Dataset excerpt:
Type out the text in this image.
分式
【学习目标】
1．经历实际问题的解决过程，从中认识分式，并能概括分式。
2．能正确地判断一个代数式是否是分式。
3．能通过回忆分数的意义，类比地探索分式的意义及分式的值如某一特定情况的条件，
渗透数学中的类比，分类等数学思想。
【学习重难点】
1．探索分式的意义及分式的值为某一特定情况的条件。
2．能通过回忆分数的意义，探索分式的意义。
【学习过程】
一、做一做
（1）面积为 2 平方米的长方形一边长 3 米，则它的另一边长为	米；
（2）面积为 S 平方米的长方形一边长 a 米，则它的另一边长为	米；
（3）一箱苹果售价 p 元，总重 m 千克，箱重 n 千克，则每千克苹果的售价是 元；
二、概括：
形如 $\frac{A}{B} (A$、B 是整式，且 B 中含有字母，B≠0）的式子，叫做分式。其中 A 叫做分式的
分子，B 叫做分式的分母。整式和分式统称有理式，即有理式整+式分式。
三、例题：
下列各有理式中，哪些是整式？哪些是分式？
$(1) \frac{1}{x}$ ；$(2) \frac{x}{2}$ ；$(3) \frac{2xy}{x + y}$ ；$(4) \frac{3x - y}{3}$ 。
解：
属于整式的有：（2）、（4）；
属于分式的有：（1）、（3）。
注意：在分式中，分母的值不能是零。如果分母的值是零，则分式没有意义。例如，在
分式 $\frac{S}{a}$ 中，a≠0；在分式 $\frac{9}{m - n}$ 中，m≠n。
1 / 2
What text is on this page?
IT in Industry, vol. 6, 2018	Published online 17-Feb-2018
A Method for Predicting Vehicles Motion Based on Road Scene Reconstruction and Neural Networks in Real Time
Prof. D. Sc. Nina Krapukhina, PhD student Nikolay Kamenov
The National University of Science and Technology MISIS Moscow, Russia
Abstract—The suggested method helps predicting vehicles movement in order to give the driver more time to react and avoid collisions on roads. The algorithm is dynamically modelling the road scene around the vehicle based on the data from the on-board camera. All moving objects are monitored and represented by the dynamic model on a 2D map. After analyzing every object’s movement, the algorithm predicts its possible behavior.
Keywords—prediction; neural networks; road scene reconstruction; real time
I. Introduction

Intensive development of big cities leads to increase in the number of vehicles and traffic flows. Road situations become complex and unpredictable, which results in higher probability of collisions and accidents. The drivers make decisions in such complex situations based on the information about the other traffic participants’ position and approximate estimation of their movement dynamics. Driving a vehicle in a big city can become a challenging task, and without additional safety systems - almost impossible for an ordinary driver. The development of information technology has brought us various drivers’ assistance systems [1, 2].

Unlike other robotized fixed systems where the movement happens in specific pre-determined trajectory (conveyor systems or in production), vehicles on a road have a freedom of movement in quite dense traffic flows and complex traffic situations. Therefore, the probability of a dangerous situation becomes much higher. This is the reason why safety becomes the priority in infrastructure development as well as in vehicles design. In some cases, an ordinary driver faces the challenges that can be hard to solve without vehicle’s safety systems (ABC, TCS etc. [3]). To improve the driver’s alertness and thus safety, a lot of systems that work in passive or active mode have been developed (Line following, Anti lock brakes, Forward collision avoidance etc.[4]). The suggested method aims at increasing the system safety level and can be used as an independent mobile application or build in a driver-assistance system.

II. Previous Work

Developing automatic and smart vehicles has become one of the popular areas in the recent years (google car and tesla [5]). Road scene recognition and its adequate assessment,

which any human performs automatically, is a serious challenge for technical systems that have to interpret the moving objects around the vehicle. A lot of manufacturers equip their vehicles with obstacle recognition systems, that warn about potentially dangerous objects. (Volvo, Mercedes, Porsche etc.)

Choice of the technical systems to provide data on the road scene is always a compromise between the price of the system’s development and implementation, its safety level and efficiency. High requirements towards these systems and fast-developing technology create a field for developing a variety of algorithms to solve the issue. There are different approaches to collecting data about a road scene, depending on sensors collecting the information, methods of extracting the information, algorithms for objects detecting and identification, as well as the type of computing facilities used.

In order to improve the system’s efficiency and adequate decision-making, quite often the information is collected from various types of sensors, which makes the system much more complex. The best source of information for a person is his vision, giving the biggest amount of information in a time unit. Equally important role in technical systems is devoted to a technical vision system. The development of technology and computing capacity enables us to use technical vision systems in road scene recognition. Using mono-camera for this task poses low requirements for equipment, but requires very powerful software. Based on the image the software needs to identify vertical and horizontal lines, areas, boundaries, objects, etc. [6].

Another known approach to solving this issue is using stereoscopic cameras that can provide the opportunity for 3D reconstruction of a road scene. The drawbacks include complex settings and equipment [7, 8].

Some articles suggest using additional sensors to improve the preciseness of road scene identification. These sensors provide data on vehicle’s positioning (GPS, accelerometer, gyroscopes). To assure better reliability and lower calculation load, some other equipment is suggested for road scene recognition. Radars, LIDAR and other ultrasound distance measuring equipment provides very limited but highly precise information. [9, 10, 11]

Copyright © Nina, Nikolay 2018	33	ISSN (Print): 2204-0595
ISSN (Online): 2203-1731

Task brief
From the listing above, copy all lines holding the word "around".

Answer to this problem
Abstract—The suggested method helps predicting vehicles movement in order to give the driver more time to react and avoid collisions on roads. The algorithm is dynamically modelling the road scene around the vehicle based on the data from the on-board camera. All moving objects are monitored and represented by the dynamic model on a 2D map. After analyzing every object’s movement, the algorithm predicts its possible behavior.
which any human performs automatically, is a serious challenge for technical systems that have to interpret the moving objects around the vehicle. A lot of manufacturers equip their vehicles with obstacle recognition systems, that warn about potentially dangerous objects. (Volvo, Mercedes, Porsche etc.)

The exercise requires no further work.